> [Source material]

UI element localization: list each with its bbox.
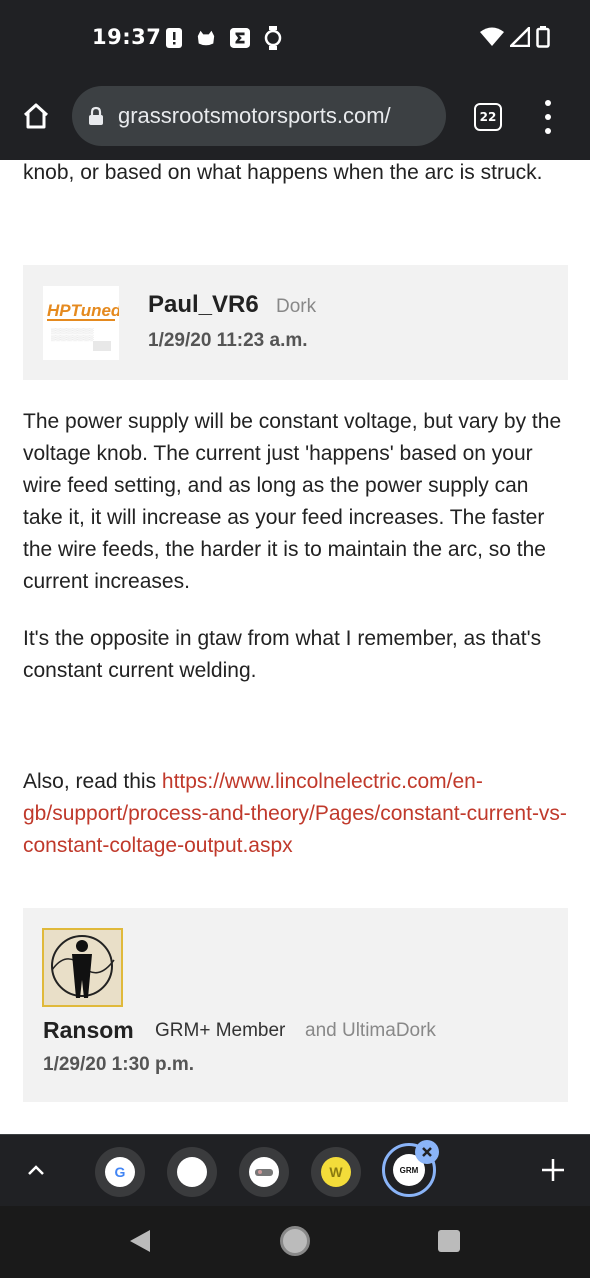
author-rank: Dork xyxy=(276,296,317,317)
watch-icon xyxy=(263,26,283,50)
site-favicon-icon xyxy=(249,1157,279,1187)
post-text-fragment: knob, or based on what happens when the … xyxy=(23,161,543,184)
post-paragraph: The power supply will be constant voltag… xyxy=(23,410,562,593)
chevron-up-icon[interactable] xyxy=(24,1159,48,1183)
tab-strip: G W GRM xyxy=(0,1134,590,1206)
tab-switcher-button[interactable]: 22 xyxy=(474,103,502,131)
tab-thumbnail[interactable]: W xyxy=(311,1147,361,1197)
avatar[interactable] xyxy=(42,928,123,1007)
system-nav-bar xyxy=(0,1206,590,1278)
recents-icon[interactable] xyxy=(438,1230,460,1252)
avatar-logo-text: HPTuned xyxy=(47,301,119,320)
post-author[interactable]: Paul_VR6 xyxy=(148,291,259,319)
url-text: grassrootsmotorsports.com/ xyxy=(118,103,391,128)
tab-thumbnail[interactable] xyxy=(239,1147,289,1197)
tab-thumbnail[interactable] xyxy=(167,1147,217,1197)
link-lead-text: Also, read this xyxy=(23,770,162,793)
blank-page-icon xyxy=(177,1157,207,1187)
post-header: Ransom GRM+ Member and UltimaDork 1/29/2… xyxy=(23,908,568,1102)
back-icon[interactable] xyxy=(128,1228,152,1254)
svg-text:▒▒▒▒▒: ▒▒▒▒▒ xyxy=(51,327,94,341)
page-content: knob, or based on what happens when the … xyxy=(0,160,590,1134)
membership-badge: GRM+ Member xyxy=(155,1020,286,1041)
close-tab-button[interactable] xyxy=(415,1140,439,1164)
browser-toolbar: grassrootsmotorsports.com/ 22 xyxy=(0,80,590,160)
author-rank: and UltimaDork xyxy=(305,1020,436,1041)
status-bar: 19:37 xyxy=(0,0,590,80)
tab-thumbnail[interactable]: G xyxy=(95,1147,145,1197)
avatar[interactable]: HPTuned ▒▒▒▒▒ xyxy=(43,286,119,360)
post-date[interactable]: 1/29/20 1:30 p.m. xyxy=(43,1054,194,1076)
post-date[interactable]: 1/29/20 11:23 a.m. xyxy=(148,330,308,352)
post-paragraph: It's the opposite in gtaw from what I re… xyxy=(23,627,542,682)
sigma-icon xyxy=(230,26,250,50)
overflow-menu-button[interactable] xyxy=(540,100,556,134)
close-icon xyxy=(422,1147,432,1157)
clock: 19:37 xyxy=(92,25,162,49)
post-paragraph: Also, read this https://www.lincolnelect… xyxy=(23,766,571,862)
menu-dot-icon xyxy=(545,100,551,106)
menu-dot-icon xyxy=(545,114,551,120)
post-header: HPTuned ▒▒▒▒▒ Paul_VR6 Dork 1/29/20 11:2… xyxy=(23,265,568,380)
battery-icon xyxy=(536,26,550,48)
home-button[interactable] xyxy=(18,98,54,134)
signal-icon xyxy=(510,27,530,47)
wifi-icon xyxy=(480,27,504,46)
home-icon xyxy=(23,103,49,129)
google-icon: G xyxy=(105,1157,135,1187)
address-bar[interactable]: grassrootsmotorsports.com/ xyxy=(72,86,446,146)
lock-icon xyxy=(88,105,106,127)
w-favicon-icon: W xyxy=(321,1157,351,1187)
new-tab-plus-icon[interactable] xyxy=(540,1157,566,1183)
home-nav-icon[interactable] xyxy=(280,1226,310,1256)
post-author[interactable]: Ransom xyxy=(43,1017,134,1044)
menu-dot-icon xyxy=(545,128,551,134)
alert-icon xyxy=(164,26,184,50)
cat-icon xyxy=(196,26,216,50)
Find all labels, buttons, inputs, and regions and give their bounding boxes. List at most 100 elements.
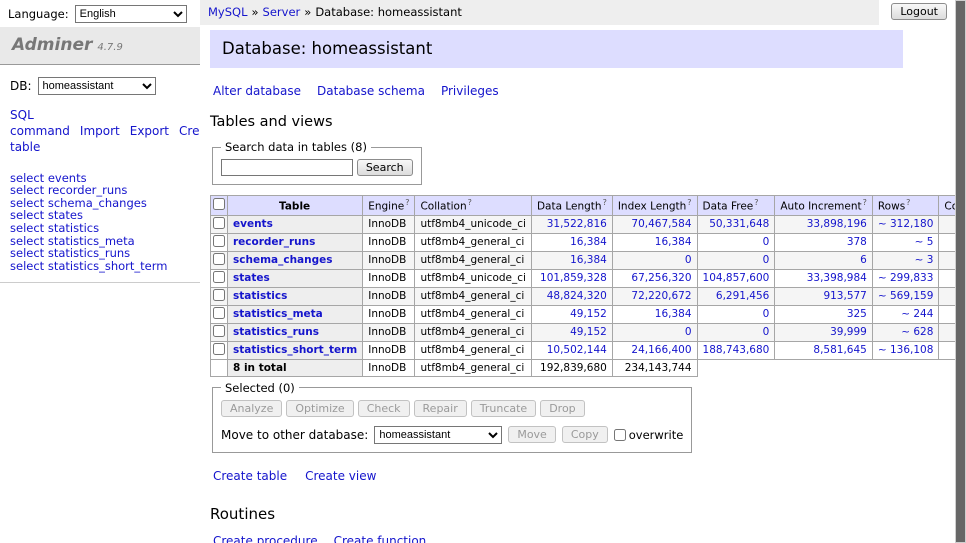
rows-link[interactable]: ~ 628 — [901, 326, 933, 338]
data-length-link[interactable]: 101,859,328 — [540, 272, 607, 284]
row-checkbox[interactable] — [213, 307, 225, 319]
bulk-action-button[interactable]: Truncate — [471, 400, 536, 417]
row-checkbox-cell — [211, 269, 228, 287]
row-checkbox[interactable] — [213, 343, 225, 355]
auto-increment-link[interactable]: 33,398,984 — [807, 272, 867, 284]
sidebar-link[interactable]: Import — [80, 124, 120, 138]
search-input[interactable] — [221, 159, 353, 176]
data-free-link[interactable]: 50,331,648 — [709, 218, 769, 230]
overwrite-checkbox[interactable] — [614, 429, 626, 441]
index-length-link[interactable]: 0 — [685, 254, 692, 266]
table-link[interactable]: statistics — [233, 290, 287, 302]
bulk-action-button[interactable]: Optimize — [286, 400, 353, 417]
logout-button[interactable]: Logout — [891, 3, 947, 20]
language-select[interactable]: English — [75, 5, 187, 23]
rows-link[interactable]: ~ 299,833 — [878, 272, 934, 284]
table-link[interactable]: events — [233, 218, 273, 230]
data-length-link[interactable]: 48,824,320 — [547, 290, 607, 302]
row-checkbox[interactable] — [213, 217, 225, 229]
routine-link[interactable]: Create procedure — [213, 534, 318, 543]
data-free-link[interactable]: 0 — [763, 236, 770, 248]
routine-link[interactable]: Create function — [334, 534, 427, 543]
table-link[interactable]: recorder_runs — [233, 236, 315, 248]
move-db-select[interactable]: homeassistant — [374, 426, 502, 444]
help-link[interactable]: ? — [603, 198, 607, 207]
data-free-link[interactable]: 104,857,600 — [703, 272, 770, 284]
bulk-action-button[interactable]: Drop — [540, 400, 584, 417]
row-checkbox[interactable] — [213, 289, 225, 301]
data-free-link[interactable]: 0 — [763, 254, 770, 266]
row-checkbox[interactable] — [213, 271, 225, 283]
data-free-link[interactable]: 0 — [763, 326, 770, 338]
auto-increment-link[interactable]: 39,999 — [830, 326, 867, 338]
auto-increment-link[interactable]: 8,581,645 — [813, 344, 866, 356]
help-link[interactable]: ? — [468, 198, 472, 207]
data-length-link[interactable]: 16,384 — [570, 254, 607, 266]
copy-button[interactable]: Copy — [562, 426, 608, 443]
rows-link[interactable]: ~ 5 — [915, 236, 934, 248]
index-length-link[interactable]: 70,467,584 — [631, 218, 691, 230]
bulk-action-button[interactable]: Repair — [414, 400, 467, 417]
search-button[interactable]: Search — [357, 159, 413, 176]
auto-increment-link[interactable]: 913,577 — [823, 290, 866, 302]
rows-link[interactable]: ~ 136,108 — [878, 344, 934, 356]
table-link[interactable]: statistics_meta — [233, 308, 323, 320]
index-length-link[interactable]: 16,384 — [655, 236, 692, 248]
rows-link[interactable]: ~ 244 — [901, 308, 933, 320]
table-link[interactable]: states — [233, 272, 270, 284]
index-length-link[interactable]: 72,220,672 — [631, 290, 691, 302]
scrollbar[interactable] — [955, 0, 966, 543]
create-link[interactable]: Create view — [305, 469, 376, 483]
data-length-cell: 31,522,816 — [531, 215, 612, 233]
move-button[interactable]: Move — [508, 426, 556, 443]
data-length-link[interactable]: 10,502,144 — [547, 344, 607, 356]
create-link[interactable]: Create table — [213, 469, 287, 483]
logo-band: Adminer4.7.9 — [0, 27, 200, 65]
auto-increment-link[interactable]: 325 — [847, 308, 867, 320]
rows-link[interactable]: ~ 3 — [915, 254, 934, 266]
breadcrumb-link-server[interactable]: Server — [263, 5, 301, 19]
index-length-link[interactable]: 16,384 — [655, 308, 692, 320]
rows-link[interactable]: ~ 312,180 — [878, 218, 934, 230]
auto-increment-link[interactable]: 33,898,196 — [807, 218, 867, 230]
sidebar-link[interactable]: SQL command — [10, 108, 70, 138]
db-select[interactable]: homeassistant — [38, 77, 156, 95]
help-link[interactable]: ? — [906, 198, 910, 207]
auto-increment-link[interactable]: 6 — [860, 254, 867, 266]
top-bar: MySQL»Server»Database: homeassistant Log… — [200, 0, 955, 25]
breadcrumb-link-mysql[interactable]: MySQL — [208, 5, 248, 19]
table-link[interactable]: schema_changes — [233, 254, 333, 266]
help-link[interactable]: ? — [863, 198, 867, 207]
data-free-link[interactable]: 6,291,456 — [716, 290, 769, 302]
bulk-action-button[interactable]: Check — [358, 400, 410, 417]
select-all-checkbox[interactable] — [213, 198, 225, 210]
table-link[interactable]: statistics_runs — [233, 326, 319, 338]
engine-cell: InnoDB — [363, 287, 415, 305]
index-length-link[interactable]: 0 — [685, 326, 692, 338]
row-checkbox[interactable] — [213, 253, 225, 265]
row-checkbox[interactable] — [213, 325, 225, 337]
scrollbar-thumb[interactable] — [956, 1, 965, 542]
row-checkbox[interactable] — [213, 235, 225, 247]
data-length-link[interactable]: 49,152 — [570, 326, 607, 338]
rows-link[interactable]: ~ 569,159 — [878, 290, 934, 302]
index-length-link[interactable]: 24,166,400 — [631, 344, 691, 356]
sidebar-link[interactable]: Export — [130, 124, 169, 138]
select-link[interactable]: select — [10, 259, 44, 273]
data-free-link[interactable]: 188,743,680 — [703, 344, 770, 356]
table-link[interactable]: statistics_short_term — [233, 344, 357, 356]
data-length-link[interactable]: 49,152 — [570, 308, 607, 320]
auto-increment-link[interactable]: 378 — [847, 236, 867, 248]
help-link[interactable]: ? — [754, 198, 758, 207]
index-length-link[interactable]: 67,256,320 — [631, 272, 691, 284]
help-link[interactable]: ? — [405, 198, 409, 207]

> [Work required] Copy out the rows between the line holding "author-rank: Dork xyxy=(276,296,317,317)" and the line holding "chevron-up-icon[interactable] xyxy=(24,1159,48,1183)", inclusive, with no changes.

> [Answer to this exercise]
author-rank: Dork xyxy=(276,296,317,317)
watch-icon xyxy=(263,26,283,50)
site-favicon-icon xyxy=(249,1157,279,1187)
post-text-fragment: knob, or based on what happens when the … xyxy=(23,161,543,184)
post-paragraph: The power supply will be constant voltag… xyxy=(23,410,562,593)
chevron-up-icon[interactable] xyxy=(24,1159,48,1183)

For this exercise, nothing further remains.